• [Stored data]
================================
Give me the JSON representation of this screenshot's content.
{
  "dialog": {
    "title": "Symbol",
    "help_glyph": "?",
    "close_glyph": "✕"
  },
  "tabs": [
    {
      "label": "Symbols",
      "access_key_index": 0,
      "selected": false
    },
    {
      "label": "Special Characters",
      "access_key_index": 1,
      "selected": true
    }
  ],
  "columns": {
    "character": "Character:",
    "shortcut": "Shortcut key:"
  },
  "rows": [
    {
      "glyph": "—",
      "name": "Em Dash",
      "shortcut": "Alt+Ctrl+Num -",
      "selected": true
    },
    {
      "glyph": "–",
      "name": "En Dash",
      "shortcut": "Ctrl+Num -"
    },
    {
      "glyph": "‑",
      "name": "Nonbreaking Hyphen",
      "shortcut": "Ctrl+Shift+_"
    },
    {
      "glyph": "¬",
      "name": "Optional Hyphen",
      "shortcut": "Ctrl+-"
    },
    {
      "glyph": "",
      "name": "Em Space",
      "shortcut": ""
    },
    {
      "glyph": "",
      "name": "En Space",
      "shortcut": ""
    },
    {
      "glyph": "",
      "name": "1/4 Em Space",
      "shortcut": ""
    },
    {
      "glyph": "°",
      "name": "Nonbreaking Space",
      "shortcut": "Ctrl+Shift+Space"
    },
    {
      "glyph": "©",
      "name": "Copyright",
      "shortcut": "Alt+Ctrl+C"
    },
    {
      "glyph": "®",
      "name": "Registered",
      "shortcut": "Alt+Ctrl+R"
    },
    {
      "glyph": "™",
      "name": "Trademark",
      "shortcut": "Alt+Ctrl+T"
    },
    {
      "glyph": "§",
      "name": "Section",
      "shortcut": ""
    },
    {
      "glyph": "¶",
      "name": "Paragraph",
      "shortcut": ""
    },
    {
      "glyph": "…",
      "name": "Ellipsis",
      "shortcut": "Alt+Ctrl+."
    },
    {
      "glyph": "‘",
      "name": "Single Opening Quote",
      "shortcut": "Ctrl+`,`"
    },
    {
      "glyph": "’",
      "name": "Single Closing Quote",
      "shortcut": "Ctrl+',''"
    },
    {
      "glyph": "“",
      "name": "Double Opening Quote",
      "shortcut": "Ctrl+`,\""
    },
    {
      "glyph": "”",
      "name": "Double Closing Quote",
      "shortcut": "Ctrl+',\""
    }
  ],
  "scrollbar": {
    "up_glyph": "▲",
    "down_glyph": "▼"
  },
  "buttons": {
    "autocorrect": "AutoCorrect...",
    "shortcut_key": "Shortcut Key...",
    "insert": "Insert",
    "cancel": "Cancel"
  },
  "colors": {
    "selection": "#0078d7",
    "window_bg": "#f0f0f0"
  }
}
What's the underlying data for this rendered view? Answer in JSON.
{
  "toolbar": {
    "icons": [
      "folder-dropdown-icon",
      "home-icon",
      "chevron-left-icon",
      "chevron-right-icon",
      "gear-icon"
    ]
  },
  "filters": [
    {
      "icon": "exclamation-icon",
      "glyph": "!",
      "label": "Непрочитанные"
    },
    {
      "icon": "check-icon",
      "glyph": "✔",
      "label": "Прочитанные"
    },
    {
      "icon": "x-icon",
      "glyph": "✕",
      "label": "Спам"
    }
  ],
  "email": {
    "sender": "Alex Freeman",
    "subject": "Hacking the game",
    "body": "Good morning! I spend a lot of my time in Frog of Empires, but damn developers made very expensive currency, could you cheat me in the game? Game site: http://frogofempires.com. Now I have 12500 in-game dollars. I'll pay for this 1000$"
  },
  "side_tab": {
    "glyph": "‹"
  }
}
================================
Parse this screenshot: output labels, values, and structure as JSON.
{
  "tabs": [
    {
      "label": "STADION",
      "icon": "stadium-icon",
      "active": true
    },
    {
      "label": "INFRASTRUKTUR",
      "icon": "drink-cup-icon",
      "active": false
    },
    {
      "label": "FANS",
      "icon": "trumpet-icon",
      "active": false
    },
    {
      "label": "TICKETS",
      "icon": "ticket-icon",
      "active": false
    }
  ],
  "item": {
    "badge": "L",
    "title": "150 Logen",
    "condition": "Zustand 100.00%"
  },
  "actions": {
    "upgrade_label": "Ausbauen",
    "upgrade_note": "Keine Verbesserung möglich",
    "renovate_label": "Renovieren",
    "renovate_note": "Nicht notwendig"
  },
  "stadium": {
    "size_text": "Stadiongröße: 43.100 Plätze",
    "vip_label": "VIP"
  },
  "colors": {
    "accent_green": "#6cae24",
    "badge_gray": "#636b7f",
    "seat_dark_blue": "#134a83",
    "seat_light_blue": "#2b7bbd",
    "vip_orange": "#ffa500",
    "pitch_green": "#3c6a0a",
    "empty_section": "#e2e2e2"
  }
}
================================
• [TO DO] Identify all lines in the records above with the word "Shift".

• [THE COMPLETED TASK]
      "shortcut": "Ctrl+Shift+_"
      "shortcut": "Ctrl+Shift+Space"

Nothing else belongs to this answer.